### Document segment:
=======

Many presently marketed data processing systems have adopted a data format wherein data bits and clock bits are interspersed in a composite serial bit stream. For example, the data may be presented in sequential time intervals (or "bit cells") defined by two clock pulses, with the presence or absence of a pulse between the clock pulses determining the bit cell value. While the clock pulses normally recur at a predetermined rate, predetermined sequences of absent clock pulses are often used as headers to identify the beginning of various fields in the data. There is, however, generally a predetermined maximum number of successive absent clock pulses in such headers.
An example of such a data format is that used in systems compatible with the so-called IBM 3740 data entry system. The IBM 3740 system utilizes diskettes including an index track, a plurality of data tracks, alternate tracks and spare tracks. Each of the tracks is divided into a plurality of sectors or fields. The data within the fields, grouped in bytes, consists of eight consecutive bit cells, the bit cells being time intervals defined by the nominal clock rate. The clock pulses normally recur at 250 Khz, and except during predetermined portions of the header, as will be described, are always present.
Each field in a track is conventionally separated from adjacent fields by "gaps," comprising a predetermined number of bytes comprising all zeros or ones, followed by a predetermined number of bytes comprising all zeros. Address marks are used to identify the beginning of ID and data fields and to synchronize separation and deserializing circuitry with the first byte of each field. Such address marks include unique byte sequences of data and clock pulses. The patterns generally include bit cells having non-occurrences or absences of clock pulses, but the maximum predetermined number of successive absent clock pulses is conventionally three. An index address mark is conventionally located at the beginning of each track comprising a fixed number of bytes in front of the first record. An ID address mark byte is also conventionally located at the beginning of each ID field on the diskette and a data address mark byte is located at the beginning of each data field on the diskette.

=======

### Entries provided:
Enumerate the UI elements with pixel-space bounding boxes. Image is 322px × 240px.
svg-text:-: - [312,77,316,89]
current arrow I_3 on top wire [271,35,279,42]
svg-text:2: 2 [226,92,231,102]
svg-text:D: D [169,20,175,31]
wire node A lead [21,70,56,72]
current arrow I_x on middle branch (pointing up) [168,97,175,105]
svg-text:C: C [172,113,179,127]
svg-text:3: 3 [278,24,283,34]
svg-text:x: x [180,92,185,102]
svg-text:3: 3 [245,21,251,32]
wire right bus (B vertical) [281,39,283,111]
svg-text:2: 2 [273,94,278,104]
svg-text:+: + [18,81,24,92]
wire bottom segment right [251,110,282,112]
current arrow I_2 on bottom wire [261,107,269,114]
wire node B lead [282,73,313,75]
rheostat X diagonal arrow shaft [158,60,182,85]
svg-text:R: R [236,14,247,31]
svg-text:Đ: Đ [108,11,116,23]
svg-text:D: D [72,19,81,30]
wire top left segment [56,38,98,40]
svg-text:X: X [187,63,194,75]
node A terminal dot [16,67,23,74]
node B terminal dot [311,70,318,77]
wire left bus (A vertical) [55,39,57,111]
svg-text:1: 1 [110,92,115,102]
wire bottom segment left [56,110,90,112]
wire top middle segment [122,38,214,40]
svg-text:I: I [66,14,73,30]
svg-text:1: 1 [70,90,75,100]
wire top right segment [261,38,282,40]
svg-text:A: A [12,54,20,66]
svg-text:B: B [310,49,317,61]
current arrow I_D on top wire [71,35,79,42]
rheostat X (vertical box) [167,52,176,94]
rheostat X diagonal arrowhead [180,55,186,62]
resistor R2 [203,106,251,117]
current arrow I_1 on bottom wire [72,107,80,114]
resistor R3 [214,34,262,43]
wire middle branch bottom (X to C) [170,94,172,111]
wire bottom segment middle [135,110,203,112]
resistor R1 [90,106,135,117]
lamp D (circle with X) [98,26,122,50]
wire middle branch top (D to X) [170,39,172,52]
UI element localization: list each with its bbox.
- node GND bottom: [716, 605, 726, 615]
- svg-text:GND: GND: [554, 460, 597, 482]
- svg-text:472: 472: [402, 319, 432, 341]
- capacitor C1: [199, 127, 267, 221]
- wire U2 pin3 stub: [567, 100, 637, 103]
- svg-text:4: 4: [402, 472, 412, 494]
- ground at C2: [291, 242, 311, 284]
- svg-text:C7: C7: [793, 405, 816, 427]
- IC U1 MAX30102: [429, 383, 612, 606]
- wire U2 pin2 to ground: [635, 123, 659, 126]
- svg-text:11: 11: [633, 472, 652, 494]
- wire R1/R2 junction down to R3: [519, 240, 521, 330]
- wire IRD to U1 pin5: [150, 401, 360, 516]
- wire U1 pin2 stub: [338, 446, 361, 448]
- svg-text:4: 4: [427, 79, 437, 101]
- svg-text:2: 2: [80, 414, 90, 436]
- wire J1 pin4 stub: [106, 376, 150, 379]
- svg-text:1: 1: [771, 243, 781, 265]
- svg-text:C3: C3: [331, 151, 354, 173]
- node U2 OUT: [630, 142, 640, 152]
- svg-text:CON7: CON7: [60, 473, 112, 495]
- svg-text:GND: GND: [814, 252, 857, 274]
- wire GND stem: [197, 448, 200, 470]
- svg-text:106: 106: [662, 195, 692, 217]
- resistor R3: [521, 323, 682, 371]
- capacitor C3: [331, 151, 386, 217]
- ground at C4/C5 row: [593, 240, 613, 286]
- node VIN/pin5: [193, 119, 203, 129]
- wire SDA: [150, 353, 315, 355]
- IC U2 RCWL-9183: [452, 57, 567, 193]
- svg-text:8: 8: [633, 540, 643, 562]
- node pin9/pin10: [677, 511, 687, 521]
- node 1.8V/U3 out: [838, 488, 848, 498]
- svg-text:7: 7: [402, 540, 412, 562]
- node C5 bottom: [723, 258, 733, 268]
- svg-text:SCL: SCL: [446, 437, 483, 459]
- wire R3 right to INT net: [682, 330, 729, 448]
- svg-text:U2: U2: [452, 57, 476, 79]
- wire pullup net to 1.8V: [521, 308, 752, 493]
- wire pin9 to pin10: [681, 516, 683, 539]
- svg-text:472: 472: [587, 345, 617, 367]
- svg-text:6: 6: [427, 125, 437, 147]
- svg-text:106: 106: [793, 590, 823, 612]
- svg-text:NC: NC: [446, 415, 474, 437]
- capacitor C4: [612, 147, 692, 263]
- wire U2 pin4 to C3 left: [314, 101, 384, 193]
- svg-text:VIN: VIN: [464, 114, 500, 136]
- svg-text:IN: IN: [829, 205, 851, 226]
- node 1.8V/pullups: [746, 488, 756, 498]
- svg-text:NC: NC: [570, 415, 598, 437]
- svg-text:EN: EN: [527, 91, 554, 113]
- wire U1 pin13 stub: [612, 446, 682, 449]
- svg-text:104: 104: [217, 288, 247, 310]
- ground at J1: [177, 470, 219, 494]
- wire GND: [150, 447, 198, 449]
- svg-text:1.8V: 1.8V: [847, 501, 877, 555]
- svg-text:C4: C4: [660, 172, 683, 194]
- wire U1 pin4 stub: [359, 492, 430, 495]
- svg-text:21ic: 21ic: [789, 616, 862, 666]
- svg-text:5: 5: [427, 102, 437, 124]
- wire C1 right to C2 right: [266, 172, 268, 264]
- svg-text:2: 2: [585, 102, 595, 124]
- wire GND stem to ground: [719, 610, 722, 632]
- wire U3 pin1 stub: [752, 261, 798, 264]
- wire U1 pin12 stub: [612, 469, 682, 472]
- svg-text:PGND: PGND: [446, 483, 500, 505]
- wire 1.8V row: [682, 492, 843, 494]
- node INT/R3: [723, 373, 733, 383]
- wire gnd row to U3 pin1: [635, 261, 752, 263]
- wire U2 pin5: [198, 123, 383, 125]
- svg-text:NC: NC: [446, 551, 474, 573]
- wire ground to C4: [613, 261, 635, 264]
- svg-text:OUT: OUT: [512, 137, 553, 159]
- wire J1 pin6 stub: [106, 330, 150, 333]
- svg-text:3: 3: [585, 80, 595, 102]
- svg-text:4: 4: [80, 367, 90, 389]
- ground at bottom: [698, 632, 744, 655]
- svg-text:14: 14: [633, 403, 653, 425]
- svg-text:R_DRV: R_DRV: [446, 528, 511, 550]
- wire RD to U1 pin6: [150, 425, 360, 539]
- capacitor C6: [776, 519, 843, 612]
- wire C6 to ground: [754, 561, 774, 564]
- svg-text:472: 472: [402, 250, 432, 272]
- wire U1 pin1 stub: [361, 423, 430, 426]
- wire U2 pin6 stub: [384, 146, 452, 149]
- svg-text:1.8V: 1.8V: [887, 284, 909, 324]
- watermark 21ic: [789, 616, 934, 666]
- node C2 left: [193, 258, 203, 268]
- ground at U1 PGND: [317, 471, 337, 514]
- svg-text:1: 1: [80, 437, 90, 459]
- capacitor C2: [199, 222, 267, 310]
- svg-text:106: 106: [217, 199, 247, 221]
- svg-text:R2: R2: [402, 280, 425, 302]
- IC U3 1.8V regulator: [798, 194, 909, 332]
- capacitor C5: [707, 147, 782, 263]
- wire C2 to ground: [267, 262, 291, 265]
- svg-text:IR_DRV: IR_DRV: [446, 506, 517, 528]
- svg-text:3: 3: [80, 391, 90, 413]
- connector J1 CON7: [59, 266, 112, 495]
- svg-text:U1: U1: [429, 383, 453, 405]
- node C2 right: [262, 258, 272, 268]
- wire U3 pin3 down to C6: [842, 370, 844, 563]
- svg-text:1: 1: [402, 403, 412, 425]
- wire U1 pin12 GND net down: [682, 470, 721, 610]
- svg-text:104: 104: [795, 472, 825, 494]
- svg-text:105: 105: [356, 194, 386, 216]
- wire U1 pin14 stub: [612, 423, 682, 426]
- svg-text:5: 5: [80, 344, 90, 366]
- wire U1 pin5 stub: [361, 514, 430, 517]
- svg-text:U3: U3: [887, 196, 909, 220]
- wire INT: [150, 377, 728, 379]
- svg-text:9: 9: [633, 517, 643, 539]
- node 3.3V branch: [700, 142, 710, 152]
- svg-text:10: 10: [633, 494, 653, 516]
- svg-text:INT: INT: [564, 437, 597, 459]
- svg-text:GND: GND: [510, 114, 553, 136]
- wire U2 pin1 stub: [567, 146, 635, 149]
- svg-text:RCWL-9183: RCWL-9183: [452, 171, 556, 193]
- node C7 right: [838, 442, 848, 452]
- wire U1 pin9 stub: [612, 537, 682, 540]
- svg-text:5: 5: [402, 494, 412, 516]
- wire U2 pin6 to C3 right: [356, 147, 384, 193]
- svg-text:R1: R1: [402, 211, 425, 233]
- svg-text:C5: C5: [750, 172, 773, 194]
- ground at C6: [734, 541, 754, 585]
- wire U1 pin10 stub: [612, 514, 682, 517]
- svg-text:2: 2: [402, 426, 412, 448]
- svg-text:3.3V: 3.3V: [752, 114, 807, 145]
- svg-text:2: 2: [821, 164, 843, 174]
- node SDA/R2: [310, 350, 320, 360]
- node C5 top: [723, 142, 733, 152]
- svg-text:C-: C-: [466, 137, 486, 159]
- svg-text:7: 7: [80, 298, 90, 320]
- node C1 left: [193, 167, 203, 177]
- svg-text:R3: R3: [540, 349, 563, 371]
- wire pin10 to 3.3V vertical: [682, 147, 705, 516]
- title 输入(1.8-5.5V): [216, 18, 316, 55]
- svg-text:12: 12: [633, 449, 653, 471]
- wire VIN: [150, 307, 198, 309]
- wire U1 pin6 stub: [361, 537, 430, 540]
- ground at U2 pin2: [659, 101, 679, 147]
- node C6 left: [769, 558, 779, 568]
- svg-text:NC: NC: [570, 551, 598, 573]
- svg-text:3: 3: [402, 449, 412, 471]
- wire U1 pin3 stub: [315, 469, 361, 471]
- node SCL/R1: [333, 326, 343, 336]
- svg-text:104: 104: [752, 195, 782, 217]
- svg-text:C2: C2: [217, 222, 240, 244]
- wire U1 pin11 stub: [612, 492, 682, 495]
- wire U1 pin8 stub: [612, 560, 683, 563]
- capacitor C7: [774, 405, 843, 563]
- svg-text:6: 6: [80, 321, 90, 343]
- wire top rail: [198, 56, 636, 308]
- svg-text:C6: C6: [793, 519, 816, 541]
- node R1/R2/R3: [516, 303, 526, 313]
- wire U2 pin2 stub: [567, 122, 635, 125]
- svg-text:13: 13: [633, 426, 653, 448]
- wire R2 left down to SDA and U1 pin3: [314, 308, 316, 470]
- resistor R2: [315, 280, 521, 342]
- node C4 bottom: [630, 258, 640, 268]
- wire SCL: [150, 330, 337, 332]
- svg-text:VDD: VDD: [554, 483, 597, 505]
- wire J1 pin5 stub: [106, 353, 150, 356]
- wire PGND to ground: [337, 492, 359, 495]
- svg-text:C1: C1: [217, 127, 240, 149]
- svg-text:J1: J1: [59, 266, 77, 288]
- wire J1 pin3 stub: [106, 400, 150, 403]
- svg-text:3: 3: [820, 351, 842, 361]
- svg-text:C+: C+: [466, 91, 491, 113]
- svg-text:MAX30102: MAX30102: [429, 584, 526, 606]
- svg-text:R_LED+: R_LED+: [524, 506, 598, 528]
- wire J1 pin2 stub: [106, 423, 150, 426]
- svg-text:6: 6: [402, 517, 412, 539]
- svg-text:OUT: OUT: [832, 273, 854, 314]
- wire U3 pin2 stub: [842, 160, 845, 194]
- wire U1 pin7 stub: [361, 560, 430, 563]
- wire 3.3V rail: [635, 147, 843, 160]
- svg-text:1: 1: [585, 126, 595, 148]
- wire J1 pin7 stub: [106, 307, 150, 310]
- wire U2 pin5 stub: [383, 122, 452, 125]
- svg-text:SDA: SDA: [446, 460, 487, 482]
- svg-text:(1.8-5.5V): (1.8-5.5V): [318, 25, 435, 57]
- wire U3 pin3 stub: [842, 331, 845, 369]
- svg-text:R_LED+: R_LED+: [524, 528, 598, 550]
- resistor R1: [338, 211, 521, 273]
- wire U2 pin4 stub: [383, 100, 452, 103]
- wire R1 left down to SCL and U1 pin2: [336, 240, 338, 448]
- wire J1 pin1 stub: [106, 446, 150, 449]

=======

### Exercise A:
In the data format passage, what is the conventional maximum number of successive absent clock pulses in address mark patterns?
### Exercise B:
Transcribe the data format passage word for word, starting at "Many presently marketed" and ending at "in such headers.".
### Exercise C:
Resume the data format passage after its last sentence and keep writing it.
The records are material apart from the data format passage.

### Response A:
Three.

### Response B:
Many presently marketed data processing systems have adopted a data format wherein data bits and clock bits are interspersed in a composite serial bit stream. For example, the data may be presented in sequential time intervals (or "bit cells") defined by two clock pulses, with the presence or absence of a pulse between the clock pulses determining the bit cell value. While the clock pulses normally recur at a predetermined rate, predetermined sequences of absent clock pulses are often used as headers to identify the beginning of various fields in the data. There is, however, generally a predetermined maximum number of successive absent clock pulses in such headers.

### Response C:
Data separation circuitry is utilized to generate, from the composite signal of interpersed clock and data pulses, separated data and clock pulse streams. Such data separation circuitry must be operated in synchronization with the phase of the composite pulse stream, lest the data and clock pulse streams be erroneously interchanged. Various prior systems have depended upon the presence of appropriate gaps to synchronize the data separation circuit with the composite signal. Some such systems interchange the separate bit streams upon detection of a missing pulse in the separated clock pulse stream, utilizing a single monostable multivibrator to establish the bit cell period. Multiplexing schemes are then used in such systems to prevent loss of data. Such schemes, however, require relatively complex circuitry and are generally inadequate. A second monostable is sometimes used in such systems to establish a second bit cell period. One monostable or the other is fired in accordance with the data value of the preceding bit cell to improve the error margin of the system.
Other prior systems have used phase locked loops to provide data separation, the flywheel effect of the phase locked loops maintaining synchronization through sequences of absent clock pulses. These systems, however, generally require relatively lengthy periods to establish synchronization and, further, are slow to respond to timing changes in the composite signal.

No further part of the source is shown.